(Dataset items)

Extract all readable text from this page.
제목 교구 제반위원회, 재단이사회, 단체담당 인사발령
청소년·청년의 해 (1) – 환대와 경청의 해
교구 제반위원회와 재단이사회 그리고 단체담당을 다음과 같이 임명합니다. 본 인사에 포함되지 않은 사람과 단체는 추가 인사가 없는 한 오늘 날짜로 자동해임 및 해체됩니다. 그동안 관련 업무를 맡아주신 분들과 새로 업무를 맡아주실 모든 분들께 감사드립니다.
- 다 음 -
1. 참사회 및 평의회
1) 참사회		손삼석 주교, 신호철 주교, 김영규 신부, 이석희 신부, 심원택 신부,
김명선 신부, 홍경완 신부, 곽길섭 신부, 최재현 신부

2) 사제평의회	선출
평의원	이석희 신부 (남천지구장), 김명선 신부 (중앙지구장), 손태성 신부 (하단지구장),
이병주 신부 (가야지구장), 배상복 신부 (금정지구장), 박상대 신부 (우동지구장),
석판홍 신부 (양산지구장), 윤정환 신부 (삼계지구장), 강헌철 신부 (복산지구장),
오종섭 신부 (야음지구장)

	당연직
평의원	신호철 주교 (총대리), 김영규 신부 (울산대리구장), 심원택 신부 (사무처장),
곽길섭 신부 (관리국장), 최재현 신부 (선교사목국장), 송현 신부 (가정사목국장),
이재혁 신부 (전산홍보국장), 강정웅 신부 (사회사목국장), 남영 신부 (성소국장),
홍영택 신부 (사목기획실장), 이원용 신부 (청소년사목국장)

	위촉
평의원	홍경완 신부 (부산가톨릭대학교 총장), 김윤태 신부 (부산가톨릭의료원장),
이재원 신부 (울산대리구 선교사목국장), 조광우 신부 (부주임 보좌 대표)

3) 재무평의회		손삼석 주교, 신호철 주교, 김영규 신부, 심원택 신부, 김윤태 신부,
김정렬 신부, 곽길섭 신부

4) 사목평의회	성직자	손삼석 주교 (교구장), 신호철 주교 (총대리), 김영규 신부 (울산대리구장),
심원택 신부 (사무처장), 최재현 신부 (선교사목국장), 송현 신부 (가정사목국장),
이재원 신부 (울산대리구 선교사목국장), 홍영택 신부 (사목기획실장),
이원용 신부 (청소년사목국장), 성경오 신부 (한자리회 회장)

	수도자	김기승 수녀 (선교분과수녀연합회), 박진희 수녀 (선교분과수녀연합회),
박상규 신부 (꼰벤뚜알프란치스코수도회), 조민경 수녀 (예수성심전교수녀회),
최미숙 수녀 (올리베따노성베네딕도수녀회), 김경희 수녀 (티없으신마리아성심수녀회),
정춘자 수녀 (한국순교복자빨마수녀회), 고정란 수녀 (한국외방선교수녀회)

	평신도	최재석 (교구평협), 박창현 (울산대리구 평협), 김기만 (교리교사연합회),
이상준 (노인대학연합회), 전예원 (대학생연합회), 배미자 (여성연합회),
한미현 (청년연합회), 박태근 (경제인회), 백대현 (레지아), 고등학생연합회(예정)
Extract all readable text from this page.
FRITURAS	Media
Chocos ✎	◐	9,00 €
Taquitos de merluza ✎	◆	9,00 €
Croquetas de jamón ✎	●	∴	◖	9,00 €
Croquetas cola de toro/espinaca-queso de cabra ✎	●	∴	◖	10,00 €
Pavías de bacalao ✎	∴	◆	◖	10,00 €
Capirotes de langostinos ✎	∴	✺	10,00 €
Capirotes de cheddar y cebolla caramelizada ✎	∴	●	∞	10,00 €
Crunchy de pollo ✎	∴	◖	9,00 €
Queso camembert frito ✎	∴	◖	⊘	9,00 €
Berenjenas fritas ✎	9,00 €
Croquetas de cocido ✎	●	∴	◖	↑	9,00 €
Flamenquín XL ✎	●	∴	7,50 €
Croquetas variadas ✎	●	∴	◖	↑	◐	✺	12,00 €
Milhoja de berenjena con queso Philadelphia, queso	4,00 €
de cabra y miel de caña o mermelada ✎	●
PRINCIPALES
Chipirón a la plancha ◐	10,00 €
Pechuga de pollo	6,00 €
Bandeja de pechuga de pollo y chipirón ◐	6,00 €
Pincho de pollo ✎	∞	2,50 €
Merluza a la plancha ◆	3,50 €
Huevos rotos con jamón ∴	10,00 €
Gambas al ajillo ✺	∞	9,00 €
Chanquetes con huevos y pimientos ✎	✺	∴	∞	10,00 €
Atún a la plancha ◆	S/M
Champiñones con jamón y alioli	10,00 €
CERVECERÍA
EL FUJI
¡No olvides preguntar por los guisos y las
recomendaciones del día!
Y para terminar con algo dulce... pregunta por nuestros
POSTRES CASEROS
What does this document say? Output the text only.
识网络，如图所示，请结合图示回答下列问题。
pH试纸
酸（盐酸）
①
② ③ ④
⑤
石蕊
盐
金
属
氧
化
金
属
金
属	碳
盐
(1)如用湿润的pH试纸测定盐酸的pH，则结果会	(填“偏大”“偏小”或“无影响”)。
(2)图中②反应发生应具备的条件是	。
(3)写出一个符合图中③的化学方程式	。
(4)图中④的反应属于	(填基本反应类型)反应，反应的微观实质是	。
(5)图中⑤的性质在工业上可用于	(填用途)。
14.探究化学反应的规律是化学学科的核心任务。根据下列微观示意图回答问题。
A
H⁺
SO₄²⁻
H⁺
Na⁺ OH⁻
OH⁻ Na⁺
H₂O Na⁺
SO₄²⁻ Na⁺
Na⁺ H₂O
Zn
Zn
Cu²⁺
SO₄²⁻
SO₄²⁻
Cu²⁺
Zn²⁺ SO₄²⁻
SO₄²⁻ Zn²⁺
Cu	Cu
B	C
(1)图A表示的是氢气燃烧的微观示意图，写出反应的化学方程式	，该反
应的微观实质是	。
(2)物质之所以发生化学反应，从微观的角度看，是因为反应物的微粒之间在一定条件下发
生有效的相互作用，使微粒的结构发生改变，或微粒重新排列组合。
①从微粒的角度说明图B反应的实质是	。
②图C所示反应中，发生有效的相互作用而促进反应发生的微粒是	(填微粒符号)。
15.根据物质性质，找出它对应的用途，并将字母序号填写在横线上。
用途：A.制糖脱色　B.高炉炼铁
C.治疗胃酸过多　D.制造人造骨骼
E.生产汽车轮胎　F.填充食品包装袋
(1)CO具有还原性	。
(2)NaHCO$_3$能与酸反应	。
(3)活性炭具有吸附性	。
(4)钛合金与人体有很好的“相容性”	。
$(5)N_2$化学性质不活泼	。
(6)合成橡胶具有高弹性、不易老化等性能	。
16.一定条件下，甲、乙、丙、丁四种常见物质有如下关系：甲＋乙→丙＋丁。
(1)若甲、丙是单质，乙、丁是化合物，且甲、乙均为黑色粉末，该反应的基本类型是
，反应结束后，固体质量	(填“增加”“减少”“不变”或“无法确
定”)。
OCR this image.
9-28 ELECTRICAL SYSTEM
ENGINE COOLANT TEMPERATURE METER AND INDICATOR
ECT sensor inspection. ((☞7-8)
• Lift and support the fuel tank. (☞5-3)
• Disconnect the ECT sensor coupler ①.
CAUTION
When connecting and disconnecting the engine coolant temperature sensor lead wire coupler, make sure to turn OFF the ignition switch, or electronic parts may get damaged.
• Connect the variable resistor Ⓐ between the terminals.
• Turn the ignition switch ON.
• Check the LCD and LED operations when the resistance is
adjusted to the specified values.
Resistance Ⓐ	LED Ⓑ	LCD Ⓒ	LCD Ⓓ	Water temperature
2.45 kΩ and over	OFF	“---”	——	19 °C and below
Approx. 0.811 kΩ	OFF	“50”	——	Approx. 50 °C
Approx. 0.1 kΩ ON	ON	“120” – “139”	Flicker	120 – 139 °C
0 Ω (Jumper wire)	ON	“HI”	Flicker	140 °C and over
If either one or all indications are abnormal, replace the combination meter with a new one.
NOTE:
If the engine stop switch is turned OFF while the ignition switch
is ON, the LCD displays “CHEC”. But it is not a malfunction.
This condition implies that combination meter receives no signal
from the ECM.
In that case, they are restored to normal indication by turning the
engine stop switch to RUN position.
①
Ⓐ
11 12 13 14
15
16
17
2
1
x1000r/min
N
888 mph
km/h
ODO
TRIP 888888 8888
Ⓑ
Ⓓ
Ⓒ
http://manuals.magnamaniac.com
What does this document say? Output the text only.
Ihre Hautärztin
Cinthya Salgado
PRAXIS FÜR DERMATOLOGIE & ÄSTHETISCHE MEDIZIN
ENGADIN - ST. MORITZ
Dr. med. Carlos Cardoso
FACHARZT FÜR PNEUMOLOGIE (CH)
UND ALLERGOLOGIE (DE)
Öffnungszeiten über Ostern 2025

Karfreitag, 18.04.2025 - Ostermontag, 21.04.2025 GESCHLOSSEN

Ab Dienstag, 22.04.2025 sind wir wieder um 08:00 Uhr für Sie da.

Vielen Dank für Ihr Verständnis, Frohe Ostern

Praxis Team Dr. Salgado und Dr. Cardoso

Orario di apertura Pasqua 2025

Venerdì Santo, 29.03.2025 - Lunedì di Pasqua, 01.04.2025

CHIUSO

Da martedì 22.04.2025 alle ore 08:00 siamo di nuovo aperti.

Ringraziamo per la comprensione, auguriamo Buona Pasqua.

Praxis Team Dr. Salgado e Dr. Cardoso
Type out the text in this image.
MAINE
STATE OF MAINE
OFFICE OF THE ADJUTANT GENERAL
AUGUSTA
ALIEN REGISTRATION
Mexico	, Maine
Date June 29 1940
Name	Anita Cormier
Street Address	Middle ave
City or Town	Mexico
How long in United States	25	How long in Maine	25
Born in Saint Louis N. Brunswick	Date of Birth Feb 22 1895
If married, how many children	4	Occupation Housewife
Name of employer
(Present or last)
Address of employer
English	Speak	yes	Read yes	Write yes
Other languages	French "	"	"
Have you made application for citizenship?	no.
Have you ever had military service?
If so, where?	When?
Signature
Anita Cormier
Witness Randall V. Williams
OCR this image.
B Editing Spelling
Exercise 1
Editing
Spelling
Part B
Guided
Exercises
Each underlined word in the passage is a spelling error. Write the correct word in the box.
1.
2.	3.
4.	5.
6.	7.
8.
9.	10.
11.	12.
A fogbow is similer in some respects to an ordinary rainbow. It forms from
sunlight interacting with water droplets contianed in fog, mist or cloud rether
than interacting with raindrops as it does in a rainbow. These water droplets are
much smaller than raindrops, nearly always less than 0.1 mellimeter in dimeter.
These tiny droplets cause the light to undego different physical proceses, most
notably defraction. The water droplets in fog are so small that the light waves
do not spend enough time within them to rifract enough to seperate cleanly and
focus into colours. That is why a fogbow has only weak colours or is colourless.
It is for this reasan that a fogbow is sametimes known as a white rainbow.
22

REQUIREMENT
Write out every line from the entries where "plancha" appears.

FINAL RESULT
Chipirón a la plancha ◐	10,00 €
Merluza a la plancha ◆	3,50 €
Atún a la plancha ◆	S/M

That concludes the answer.